TASK DATA ▸
○ ○ ○ ○

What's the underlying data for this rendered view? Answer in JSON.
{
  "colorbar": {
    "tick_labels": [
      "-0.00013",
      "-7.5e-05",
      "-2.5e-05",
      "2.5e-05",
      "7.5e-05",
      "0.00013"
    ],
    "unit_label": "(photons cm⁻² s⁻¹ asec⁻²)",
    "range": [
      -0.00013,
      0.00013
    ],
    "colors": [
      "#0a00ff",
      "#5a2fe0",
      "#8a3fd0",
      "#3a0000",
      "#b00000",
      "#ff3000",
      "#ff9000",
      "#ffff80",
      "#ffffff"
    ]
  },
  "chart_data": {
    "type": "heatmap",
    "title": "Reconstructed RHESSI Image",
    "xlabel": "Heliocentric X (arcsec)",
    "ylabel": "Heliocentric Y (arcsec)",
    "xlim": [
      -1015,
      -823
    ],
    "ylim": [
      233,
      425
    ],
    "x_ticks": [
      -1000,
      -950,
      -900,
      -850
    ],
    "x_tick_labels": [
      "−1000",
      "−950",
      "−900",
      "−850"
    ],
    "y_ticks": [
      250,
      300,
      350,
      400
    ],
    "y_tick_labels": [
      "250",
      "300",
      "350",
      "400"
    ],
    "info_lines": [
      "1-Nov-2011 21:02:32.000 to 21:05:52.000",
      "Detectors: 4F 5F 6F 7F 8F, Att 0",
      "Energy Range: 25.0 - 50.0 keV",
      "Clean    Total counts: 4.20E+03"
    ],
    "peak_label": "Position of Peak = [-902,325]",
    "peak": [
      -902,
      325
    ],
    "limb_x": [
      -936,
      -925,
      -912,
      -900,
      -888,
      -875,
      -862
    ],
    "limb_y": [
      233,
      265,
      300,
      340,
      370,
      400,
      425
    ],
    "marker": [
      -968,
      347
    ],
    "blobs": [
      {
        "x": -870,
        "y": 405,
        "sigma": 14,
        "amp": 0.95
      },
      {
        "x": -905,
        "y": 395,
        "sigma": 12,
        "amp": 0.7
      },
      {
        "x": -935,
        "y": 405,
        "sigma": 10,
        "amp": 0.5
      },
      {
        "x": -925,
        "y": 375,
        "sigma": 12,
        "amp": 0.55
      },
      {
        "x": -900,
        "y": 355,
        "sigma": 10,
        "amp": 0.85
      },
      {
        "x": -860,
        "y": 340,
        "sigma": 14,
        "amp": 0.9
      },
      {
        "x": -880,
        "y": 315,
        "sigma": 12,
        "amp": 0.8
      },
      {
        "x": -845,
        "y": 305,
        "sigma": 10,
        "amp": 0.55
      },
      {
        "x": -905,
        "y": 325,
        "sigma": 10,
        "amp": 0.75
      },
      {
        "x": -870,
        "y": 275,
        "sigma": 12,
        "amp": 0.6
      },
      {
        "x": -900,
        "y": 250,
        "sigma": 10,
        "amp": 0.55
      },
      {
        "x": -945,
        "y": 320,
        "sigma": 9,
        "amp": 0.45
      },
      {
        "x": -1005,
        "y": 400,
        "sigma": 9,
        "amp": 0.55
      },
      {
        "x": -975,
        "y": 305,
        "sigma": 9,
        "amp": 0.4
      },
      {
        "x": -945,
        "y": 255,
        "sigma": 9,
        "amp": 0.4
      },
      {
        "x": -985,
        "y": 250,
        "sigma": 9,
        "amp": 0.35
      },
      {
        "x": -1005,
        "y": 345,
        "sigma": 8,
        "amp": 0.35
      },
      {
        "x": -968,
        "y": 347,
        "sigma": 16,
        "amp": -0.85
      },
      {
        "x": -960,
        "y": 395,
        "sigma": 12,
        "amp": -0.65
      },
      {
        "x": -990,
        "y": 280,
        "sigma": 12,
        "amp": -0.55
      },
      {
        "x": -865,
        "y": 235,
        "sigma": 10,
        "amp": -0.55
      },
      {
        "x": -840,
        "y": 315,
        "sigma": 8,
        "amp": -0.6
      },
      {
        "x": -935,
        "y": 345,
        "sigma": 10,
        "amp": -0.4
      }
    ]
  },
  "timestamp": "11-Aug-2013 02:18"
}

○ ○ ○ ○

GIVEN REQUEST ▸
Copy every line that contains the string "arcsec".

RESPONSE ▸
    "xlabel": "Heliocentric X (arcsec)",
    "ylabel": "Heliocentric Y (arcsec)",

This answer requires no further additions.